[Recorded data]
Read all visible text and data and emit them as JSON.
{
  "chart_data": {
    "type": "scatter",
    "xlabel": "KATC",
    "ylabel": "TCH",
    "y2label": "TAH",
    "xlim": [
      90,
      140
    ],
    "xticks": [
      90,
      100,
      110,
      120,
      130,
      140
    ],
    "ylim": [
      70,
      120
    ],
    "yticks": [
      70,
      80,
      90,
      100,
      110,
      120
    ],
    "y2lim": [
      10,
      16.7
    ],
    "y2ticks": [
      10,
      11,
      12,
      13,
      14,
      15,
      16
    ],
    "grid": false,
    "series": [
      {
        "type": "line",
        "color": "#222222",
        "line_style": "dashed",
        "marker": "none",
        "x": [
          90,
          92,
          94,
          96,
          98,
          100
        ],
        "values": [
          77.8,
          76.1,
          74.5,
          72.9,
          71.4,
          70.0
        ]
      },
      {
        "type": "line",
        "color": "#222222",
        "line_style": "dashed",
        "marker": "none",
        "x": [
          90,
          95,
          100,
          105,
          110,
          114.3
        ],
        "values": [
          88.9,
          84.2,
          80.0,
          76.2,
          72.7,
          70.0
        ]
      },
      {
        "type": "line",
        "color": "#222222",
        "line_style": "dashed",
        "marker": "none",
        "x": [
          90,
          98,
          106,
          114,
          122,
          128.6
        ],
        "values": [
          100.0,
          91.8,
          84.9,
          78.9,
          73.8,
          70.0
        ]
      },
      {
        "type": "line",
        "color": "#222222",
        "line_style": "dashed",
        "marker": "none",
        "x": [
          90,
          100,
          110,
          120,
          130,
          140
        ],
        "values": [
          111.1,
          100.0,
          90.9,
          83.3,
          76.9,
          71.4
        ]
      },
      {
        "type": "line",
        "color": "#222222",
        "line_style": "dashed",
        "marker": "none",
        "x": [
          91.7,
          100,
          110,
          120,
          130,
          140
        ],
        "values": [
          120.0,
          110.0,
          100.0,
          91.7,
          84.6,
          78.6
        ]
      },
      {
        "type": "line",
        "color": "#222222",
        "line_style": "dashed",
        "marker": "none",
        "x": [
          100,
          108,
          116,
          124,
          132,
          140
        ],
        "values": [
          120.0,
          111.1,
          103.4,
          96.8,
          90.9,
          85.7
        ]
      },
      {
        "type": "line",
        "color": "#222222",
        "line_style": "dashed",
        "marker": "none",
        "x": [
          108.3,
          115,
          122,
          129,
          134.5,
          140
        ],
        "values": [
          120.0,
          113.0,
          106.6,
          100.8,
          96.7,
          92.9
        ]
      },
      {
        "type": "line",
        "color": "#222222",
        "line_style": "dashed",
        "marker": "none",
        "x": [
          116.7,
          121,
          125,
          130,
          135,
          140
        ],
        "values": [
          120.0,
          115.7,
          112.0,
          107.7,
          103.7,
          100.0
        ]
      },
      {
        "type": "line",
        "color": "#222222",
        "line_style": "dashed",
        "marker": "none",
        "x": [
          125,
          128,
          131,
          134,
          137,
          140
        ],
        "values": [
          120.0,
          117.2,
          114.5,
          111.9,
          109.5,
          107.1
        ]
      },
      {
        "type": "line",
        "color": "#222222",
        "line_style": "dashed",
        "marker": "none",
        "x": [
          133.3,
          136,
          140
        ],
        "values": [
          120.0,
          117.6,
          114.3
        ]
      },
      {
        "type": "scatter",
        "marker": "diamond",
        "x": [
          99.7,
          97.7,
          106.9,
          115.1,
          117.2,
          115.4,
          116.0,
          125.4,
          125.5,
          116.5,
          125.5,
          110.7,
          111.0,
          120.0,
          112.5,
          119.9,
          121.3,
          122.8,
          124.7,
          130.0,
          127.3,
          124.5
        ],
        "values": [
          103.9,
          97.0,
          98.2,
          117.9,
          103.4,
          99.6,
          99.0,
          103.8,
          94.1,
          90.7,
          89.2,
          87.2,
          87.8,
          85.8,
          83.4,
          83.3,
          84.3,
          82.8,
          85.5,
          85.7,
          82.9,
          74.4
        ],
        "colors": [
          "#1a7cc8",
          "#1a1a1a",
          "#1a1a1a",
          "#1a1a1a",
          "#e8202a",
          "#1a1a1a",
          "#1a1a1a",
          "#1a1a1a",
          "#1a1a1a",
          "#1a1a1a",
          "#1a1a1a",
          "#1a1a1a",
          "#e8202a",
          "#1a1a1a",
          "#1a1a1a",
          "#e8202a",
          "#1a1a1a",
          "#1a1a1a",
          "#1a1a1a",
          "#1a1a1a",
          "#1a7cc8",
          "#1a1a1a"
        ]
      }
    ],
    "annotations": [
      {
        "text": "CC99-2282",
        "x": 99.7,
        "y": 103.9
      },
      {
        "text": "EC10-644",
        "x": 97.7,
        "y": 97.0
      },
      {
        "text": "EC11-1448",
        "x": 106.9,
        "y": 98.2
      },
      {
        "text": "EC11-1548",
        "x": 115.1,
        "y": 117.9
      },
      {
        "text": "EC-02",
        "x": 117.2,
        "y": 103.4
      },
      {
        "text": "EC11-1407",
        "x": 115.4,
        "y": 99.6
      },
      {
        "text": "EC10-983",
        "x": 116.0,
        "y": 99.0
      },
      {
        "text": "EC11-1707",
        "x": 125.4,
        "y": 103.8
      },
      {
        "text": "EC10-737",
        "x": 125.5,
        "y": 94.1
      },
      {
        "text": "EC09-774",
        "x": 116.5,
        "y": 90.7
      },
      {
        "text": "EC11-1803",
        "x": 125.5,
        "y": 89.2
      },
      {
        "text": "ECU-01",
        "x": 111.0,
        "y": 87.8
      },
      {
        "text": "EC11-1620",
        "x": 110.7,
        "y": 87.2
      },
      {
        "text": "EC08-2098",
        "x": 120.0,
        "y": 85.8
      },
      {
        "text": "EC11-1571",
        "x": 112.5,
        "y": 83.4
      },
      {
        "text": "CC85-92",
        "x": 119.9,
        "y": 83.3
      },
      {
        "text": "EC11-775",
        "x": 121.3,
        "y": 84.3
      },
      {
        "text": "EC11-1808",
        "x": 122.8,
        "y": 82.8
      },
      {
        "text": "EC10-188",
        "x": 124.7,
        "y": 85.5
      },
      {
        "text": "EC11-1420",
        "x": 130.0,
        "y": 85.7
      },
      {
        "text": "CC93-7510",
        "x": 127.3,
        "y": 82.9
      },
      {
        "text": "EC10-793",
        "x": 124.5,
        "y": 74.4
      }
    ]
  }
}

§ EXERCISE TASK
Repeat every line of the data, exactly and in full.

§ OUTPUT BELOW
Read all visible text and data and emit them as JSON.
{
  "chart_data": {
    "type": "scatter",
    "xlabel": "KATC",
    "ylabel": "TCH",
    "y2label": "TAH",
    "xlim": [
      90,
      140
    ],
    "xticks": [
      90,
      100,
      110,
      120,
      130,
      140
    ],
    "ylim": [
      70,
      120
    ],
    "yticks": [
      70,
      80,
      90,
      100,
      110,
      120
    ],
    "y2lim": [
      10,
      16.7
    ],
    "y2ticks": [
      10,
      11,
      12,
      13,
      14,
      15,
      16
    ],
    "grid": false,
    "series": [
      {
        "type": "line",
        "color": "#222222",
        "line_style": "dashed",
        "marker": "none",
        "x": [
          90,
          92,
          94,
          96,
          98,
          100
        ],
        "values": [
          77.8,
          76.1,
          74.5,
          72.9,
          71.4,
          70.0
        ]
      },
      {
        "type": "line",
        "color": "#222222",
        "line_style": "dashed",
        "marker": "none",
        "x": [
          90,
          95,
          100,
          105,
          110,
          114.3
        ],
        "values": [
          88.9,
          84.2,
          80.0,
          76.2,
          72.7,
          70.0
        ]
      },
      {
        "type": "line",
        "color": "#222222",
        "line_style": "dashed",
        "marker": "none",
        "x": [
          90,
          98,
          106,
          114,
          122,
          128.6
        ],
        "values": [
          100.0,
          91.8,
          84.9,
          78.9,
          73.8,
          70.0
        ]
      },
      {
        "type": "line",
        "color": "#222222",
        "line_style": "dashed",
        "marker": "none",
        "x": [
          90,
          100,
          110,
          120,
          130,
          140
        ],
        "values": [
          111.1,
          100.0,
          90.9,
          83.3,
          76.9,
          71.4
        ]
      },
      {
        "type": "line",
        "color": "#222222",
        "line_style": "dashed",
        "marker": "none",
        "x": [
          91.7,
          100,
          110,
          120,
          130,
          140
        ],
        "values": [
          120.0,
          110.0,
          100.0,
          91.7,
          84.6,
          78.6
        ]
      },
      {
        "type": "line",
        "color": "#222222",
        "line_style": "dashed",
        "marker": "none",
        "x": [
          100,
          108,
          116,
          124,
          132,
          140
        ],
        "values": [
          120.0,
          111.1,
          103.4,
          96.8,
          90.9,
          85.7
        ]
      },
      {
        "type": "line",
        "color": "#222222",
        "line_style": "dashed",
        "marker": "none",
        "x": [
          108.3,
          115,
          122,
          129,
          134.5,
          140
        ],
        "values": [
          120.0,
          113.0,
          106.6,
          100.8,
          96.7,
          92.9
        ]
      },
      {
        "type": "line",
        "color": "#222222",
        "line_style": "dashed",
        "marker": "none",
        "x": [
          116.7,
          121,
          125,
          130,
          135,
          140
        ],
        "values": [
          120.0,
          115.7,
          112.0,
          107.7,
          103.7,
          100.0
        ]
      },
      {
        "type": "line",
        "color": "#222222",
        "line_style": "dashed",
        "marker": "none",
        "x": [
          125,
          128,
          131,
          134,
          137,
          140
        ],
        "values": [
          120.0,
          117.2,
          114.5,
          111.9,
          109.5,
          107.1
        ]
      },
      {
        "type": "line",
        "color": "#222222",
        "line_style": "dashed",
        "marker": "none",
        "x": [
          133.3,
          136,
          140
        ],
        "values": [
          120.0,
          117.6,
          114.3
        ]
      },
      {
        "type": "scatter",
        "marker": "diamond",
        "x": [
          99.7,
          97.7,
          106.9,
          115.1,
          117.2,
          115.4,
          116.0,
          125.4,
          125.5,
          116.5,
          125.5,
          110.7,
          111.0,
          120.0,
          112.5,
          119.9,
          121.3,
          122.8,
          124.7,
          130.0,
          127.3,
          124.5
        ],
        "values": [
          103.9,
          97.0,
          98.2,
          117.9,
          103.4,
          99.6,
          99.0,
          103.8,
          94.1,
          90.7,
          89.2,
          87.2,
          87.8,
          85.8,
          83.4,
          83.3,
          84.3,
          82.8,
          85.5,
          85.7,
          82.9,
          74.4
        ],
        "colors": [
          "#1a7cc8",
          "#1a1a1a",
          "#1a1a1a",
          "#1a1a1a",
          "#e8202a",
          "#1a1a1a",
          "#1a1a1a",
          "#1a1a1a",
          "#1a1a1a",
          "#1a1a1a",
          "#1a1a1a",
          "#1a1a1a",
          "#e8202a",
          "#1a1a1a",
          "#1a1a1a",
          "#e8202a",
          "#1a1a1a",
          "#1a1a1a",
          "#1a1a1a",
          "#1a1a1a",
          "#1a7cc8",
          "#1a1a1a"
        ]
      }
    ],
    "annotations": [
      {
        "text": "CC99-2282",
        "x": 99.7,
        "y": 103.9
      },
      {
        "text": "EC10-644",
        "x": 97.7,
        "y": 97.0
      },
      {
        "text": "EC11-1448",
        "x": 106.9,
        "y": 98.2
      },
      {
        "text": "EC11-1548",
        "x": 115.1,
        "y": 117.9
      },
      {
        "text": "EC-02",
        "x": 117.2,
        "y": 103.4
      },
      {
        "text": "EC11-1407",
        "x": 115.4,
        "y": 99.6
      },
      {
        "text": "EC10-983",
        "x": 116.0,
        "y": 99.0
      },
      {
        "text": "EC11-1707",
        "x": 125.4,
        "y": 103.8
      },
      {
        "text": "EC10-737",
        "x": 125.5,
        "y": 94.1
      },
      {
        "text": "EC09-774",
        "x": 116.5,
        "y": 90.7
      },
      {
        "text": "EC11-1803",
        "x": 125.5,
        "y": 89.2
      },
      {
        "text": "ECU-01",
        "x": 111.0,
        "y": 87.8
      },
      {
        "text": "EC11-1620",
        "x": 110.7,
        "y": 87.2
      },
      {
        "text": "EC08-2098",
        "x": 120.0,
        "y": 85.8
      },
      {
        "text": "EC11-1571",
        "x": 112.5,
        "y": 83.4
      },
      {
        "text": "CC85-92",
        "x": 119.9,
        "y": 83.3
      },
      {
        "text": "EC11-775",
        "x": 121.3,
        "y": 84.3
      },
      {
        "text": "EC11-1808",
        "x": 122.8,
        "y": 82.8
      },
      {
        "text": "EC10-188",
        "x": 124.7,
        "y": 85.5
      },
      {
        "text": "EC11-1420",
        "x": 130.0,
        "y": 85.7
      },
      {
        "text": "CC93-7510",
        "x": 127.3,
        "y": 82.9
      },
      {
        "text": "EC10-793",
        "x": 124.5,
        "y": 74.4
      }
    ]
  }
}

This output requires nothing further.